WORK TO DO —
Review the listing and copy each line that holds the word "ylabel".

* Start AVAILABLE DATA *

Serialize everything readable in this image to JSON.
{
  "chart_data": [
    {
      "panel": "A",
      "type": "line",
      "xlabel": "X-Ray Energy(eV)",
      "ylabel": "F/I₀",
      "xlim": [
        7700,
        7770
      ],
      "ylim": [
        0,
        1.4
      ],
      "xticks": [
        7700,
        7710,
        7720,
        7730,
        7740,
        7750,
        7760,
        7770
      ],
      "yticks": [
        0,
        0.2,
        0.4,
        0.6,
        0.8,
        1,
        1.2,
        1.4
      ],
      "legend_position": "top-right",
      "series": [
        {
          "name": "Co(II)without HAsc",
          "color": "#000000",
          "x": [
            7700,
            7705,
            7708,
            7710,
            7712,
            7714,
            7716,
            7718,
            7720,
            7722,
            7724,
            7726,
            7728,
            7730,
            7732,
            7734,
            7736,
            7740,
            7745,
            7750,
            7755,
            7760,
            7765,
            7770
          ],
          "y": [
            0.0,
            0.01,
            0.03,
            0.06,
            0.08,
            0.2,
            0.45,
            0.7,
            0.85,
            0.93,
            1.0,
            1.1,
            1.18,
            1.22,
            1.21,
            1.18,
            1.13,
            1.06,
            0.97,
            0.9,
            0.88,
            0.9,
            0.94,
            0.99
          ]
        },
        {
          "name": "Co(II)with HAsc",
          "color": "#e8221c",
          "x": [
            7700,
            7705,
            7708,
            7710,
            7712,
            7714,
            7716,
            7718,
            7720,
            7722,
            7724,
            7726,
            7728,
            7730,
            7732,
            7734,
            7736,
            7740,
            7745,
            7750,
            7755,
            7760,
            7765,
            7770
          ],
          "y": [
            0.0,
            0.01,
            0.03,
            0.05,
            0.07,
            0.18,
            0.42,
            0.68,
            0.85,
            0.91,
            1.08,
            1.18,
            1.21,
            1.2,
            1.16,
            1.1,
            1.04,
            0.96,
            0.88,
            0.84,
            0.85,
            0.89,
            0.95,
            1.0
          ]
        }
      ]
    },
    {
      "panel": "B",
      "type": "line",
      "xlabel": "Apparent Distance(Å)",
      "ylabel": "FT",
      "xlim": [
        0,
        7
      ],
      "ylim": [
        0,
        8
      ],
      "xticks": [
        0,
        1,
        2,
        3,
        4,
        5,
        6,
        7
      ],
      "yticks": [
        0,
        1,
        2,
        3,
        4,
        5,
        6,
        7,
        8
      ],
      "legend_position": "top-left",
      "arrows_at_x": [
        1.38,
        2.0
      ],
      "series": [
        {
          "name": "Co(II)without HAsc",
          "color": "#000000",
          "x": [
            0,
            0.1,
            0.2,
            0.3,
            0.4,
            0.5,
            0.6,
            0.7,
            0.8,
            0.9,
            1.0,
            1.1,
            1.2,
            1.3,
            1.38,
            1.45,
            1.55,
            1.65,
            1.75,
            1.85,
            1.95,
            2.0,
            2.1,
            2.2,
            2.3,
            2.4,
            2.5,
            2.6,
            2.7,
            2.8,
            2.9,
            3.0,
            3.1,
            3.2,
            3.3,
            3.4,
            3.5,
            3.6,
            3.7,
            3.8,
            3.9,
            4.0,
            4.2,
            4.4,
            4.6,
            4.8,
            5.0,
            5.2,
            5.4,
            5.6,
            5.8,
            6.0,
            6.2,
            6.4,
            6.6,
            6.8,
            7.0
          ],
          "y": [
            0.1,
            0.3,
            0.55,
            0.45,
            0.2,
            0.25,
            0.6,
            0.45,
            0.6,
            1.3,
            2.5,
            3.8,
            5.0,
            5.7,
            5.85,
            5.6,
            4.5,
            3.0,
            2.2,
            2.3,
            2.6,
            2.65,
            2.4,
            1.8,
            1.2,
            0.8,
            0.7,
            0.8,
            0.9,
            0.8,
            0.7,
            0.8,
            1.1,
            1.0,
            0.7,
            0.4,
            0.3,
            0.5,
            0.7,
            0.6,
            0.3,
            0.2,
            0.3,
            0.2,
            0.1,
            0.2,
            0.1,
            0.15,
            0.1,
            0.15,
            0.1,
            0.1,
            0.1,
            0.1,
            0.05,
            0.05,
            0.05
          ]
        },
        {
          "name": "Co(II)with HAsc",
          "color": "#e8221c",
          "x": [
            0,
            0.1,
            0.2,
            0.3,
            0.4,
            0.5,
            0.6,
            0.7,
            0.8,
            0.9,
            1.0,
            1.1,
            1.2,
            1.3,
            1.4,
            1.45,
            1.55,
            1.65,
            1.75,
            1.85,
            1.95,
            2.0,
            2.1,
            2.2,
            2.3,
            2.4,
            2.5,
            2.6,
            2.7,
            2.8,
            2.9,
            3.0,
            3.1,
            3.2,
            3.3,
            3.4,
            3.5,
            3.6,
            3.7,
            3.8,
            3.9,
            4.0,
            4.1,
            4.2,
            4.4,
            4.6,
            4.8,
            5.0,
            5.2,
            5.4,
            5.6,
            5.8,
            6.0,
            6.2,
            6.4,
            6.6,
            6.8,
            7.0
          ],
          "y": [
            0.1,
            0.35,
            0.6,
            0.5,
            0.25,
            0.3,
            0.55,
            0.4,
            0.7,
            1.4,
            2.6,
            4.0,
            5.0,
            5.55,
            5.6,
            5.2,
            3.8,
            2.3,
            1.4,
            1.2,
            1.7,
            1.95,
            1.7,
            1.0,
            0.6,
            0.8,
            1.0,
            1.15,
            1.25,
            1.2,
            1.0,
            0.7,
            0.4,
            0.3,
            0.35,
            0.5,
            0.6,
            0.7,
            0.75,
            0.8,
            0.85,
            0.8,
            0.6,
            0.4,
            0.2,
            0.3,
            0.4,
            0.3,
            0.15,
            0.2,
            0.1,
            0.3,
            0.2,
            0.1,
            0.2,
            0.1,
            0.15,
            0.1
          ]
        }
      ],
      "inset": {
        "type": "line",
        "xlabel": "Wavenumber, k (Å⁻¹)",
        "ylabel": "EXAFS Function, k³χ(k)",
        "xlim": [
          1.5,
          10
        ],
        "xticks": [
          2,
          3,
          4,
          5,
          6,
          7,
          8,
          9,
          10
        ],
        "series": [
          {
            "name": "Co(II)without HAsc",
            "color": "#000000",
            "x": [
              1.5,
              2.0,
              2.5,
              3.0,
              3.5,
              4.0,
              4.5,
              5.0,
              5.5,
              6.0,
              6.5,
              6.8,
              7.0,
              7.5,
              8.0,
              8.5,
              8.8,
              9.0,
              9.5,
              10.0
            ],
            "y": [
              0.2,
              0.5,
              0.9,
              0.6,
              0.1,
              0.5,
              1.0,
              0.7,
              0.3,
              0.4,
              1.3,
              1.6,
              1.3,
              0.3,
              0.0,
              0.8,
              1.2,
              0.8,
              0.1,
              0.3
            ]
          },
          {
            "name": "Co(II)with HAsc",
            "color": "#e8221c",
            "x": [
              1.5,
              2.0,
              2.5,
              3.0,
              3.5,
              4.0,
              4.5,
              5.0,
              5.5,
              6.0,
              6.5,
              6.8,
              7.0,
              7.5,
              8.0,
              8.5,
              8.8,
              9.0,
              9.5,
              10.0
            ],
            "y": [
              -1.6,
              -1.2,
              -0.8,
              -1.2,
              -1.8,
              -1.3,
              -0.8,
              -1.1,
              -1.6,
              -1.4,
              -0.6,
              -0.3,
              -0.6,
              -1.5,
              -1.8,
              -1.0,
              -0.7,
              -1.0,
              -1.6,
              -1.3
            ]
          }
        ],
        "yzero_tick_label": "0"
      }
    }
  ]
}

* End AVAILABLE DATA *

SOLUTION BELOW —
      "ylabel": "F/I₀",
      "ylabel": "FT",
        "ylabel": "EXAFS Function, k³χ(k)",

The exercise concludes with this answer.